• Exercise brief: Search the material for the word "this" and report each line where it turns up.

• Data for the task:
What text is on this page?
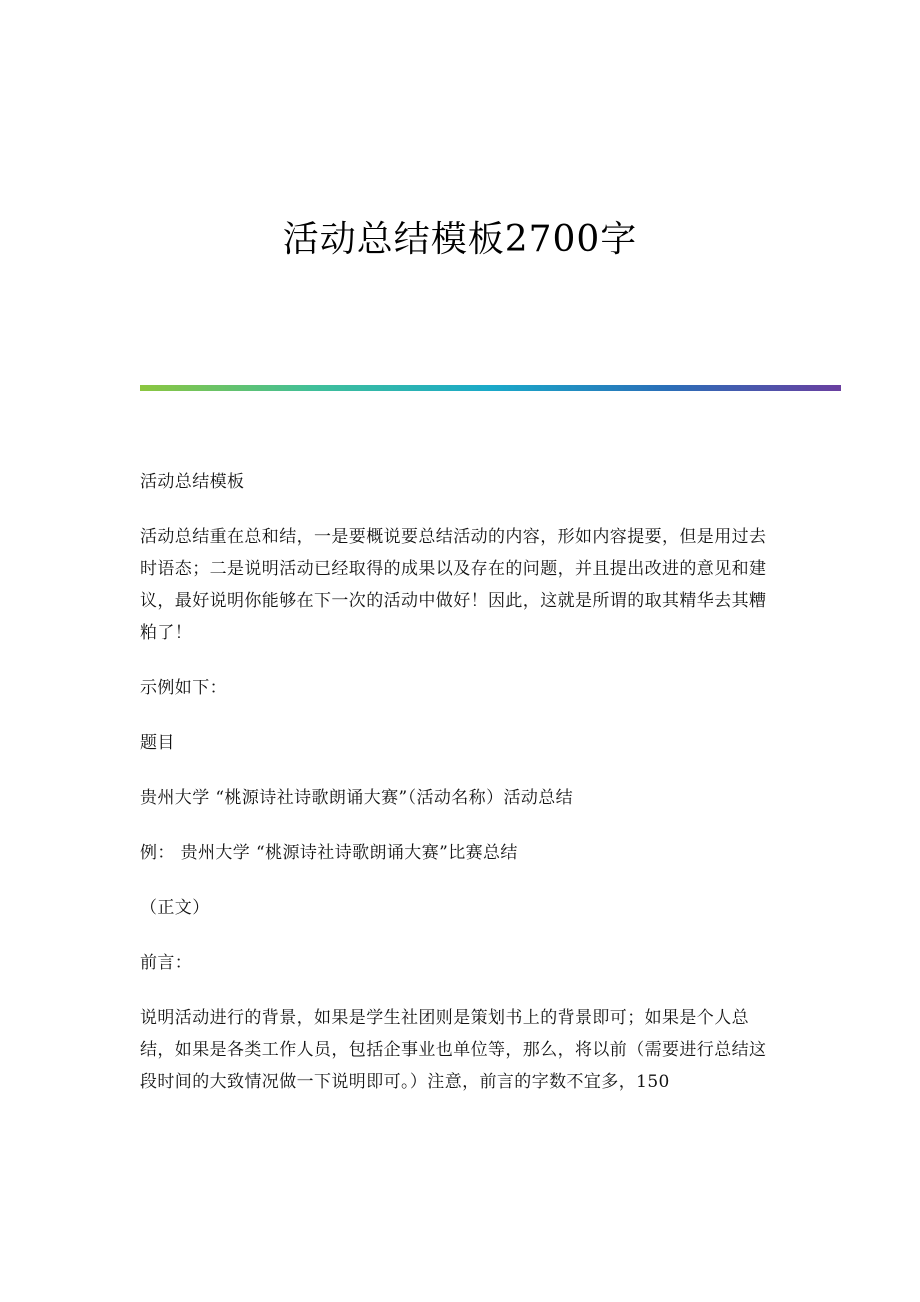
活动总结模板2700字

活动总结模板

活动总结重在总和结，一是要概说要总结活动的内容，形如内容提要，但是用过去时语态；二是说明活动已经取得的成果以及存在的问题，并且提出改进的意见和建议，最好说明你能够在下一次的活动中做好！因此，这就是所谓的取其精华去其糟粕了！

示例如下：

题目

贵州大学 “桃源诗社诗歌朗诵大赛”（活动名称）活动总结

例： 贵州大学 “桃源诗社诗歌朗诵大赛”比赛总结

（正文）

前言：

说明活动进行的背景，如果是学生社团则是策划书上的背景即可；如果是个人总结，如果是各类工作人员，包括企事业也单位等，那么，将以前（需要进行总结这段时间的大致情况做一下说明即可。）注意，前言的字数不宜多，150
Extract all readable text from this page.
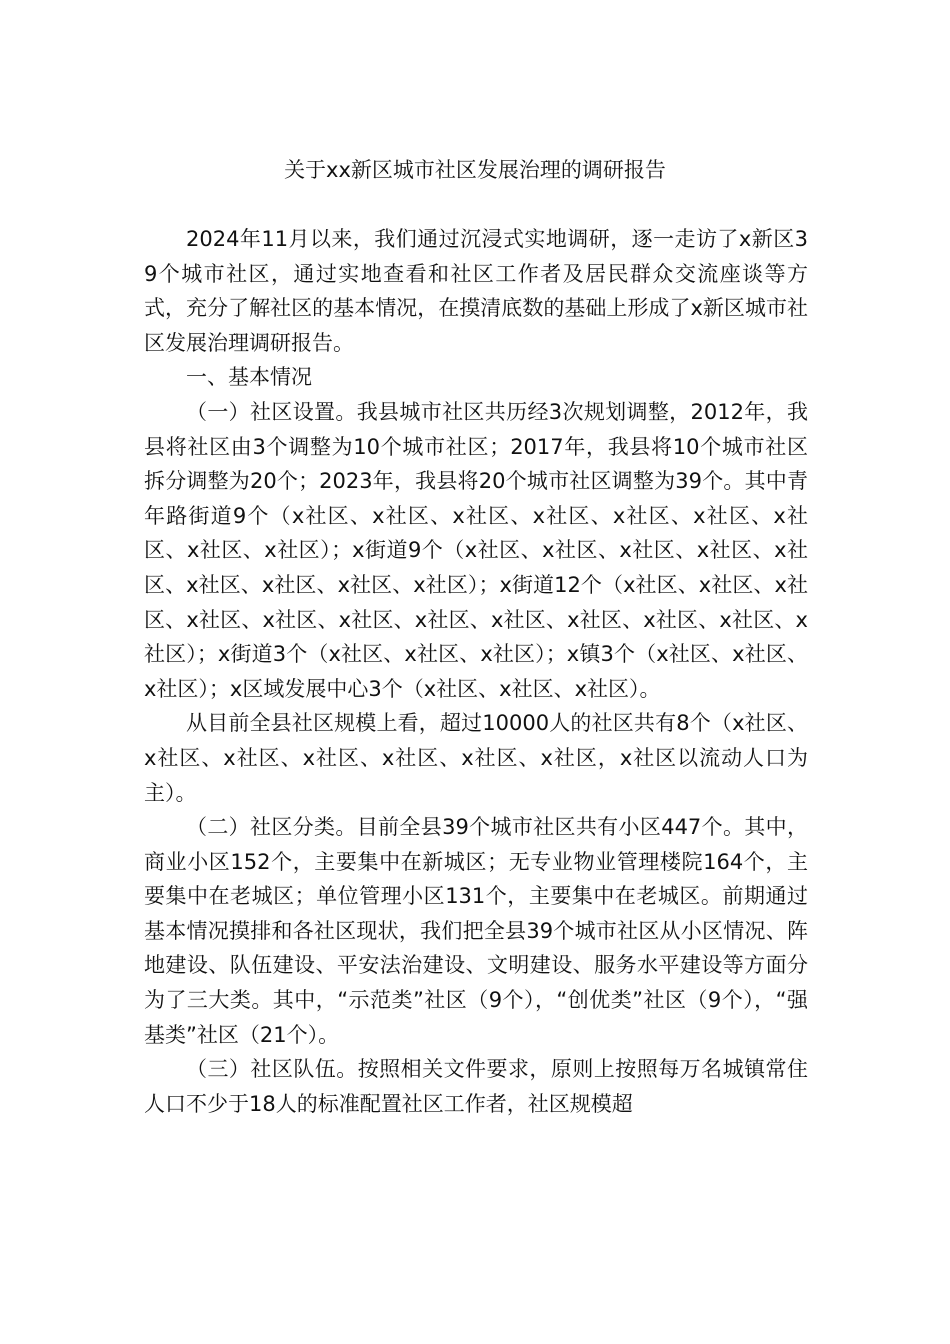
关于xx新区城市社区发展治理的调研报告

2024年11月以来，我们通过沉浸式实地调研，逐一走访了x新区39个城市社区，通过实地查看和社区工作者及居民群众交流座谈等方式，充分了解社区的基本情况，在摸清底数的基础上形成了x新区城市社区发展治理调研报告。

一、基本情况

（一）社区设置。我县城市社区共历经3次规划调整，2012年，我县将社区由3个调整为10个城市社区；2017年，我县将10个城市社区拆分调整为20个；2023年，我县将20个城市社区调整为39个。其中青年路街道9个（x社区、x社区、x社区、x社区、x社区、x社区、x社区、x社区、x社区）；x街道9个（x社区、x社区、x社区、x社区、x社区、x社区、x社区、x社区、x社区）；x街道12个（x社区、x社区、x社区、x社区、x社区、x社区、x社区、x社区、x社区、x社区、x社区、x社区）；x街道3个（x社区、x社区、x社区）；x镇3个（x社区、x社区、x社区）；x区域发展中心3个（x社区、x社区、x社区）。

从目前全县社区规模上看，超过10000人的社区共有8个（x社区、x社区、x社区、x社区、x社区、x社区、x社区，x社区以流动人口为主）。

（二）社区分类。目前全县39个城市社区共有小区447个。其中，商业小区152个，主要集中在新城区；无专业物业管理楼院164个，主要集中在老城区；单位管理小区131个，主要集中在老城区。前期通过基本情况摸排和各社区现状，我们把全县39个城市社区从小区情况、阵地建设、队伍建设、平安法治建设、文明建设、服务水平建设等方面分为了三大类。其中，“示范类”社区（9个），“创优类”社区（9个），“强基类”社区（21个）。

（三）社区队伍。按照相关文件要求，原则上按照每万名城镇常住人口不少于18人的标准配置社区工作者，社区规模超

• Finished exercise:
What text is on this page?
Extract all readable text from this page.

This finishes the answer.